• _Written problem_
Copy out, character for character, the lines of the records from the first line through the line containing "page-title: core comfiguration", including both ends.

• _Dataset content_
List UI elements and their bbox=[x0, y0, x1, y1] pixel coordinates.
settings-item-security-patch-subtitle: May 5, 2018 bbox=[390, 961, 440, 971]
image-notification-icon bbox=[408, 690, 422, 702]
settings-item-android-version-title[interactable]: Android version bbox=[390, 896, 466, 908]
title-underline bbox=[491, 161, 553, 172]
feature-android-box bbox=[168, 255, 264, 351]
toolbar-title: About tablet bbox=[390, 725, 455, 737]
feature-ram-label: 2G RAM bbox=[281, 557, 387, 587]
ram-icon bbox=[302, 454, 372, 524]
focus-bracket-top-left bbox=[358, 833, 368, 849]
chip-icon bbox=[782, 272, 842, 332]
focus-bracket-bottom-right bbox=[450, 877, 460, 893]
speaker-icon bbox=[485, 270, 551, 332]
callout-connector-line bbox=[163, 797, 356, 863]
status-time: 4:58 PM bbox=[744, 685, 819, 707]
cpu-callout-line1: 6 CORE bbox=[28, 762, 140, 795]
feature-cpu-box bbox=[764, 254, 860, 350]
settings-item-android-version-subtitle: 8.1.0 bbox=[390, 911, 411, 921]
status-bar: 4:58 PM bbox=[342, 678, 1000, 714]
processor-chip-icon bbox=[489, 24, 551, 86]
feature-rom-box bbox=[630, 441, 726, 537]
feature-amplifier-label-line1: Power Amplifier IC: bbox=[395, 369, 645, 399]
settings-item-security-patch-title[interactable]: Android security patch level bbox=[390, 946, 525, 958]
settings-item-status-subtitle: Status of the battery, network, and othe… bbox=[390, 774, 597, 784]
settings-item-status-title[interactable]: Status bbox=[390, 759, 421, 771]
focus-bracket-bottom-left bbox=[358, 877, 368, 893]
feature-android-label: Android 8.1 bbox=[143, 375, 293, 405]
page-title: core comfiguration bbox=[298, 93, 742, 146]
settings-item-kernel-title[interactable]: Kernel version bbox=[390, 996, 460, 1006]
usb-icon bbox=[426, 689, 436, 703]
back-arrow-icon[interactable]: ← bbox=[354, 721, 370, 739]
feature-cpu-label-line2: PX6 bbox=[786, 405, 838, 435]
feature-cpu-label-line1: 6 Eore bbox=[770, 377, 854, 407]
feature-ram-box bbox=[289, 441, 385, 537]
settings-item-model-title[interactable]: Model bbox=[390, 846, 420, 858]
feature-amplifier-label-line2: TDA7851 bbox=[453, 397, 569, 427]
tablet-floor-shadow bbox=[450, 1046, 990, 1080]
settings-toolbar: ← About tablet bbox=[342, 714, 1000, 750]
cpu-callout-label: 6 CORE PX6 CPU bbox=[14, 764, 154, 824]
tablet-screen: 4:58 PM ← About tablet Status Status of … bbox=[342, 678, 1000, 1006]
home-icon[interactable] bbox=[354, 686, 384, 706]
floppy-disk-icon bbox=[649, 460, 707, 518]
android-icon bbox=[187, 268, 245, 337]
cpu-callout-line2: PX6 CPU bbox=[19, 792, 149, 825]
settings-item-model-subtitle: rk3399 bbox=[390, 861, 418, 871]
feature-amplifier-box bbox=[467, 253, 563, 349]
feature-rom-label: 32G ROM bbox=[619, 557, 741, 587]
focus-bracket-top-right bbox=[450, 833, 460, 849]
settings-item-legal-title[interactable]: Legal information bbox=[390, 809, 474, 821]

• _Task solution_
List UI elements and their bbox=[x0, y0, x1, y1] pixel coordinates.
settings-item-security-patch-subtitle: May 5, 2018 bbox=[390, 961, 440, 971]
image-notification-icon bbox=[408, 690, 422, 702]
settings-item-android-version-title[interactable]: Android version bbox=[390, 896, 466, 908]
title-underline bbox=[491, 161, 553, 172]
feature-android-box bbox=[168, 255, 264, 351]
toolbar-title: About tablet bbox=[390, 725, 455, 737]
feature-ram-label: 2G RAM bbox=[281, 557, 387, 587]
ram-icon bbox=[302, 454, 372, 524]
focus-bracket-top-left bbox=[358, 833, 368, 849]
chip-icon bbox=[782, 272, 842, 332]
focus-bracket-bottom-right bbox=[450, 877, 460, 893]
speaker-icon bbox=[485, 270, 551, 332]
callout-connector-line bbox=[163, 797, 356, 863]
status-time: 4:58 PM bbox=[744, 685, 819, 707]
cpu-callout-line1: 6 CORE bbox=[28, 762, 140, 795]
feature-cpu-box bbox=[764, 254, 860, 350]
settings-item-android-version-subtitle: 8.1.0 bbox=[390, 911, 411, 921]
status-bar: 4:58 PM bbox=[342, 678, 1000, 714]
processor-chip-icon bbox=[489, 24, 551, 86]
feature-rom-box bbox=[630, 441, 726, 537]
feature-amplifier-label-line1: Power Amplifier IC: bbox=[395, 369, 645, 399]
settings-item-security-patch-title[interactable]: Android security patch level bbox=[390, 946, 525, 958]
settings-item-status-subtitle: Status of the battery, network, and othe… bbox=[390, 774, 597, 784]
settings-item-status-title[interactable]: Status bbox=[390, 759, 421, 771]
focus-bracket-bottom-left bbox=[358, 877, 368, 893]
feature-android-label: Android 8.1 bbox=[143, 375, 293, 405]
page-title: core comfiguration bbox=[298, 93, 742, 146]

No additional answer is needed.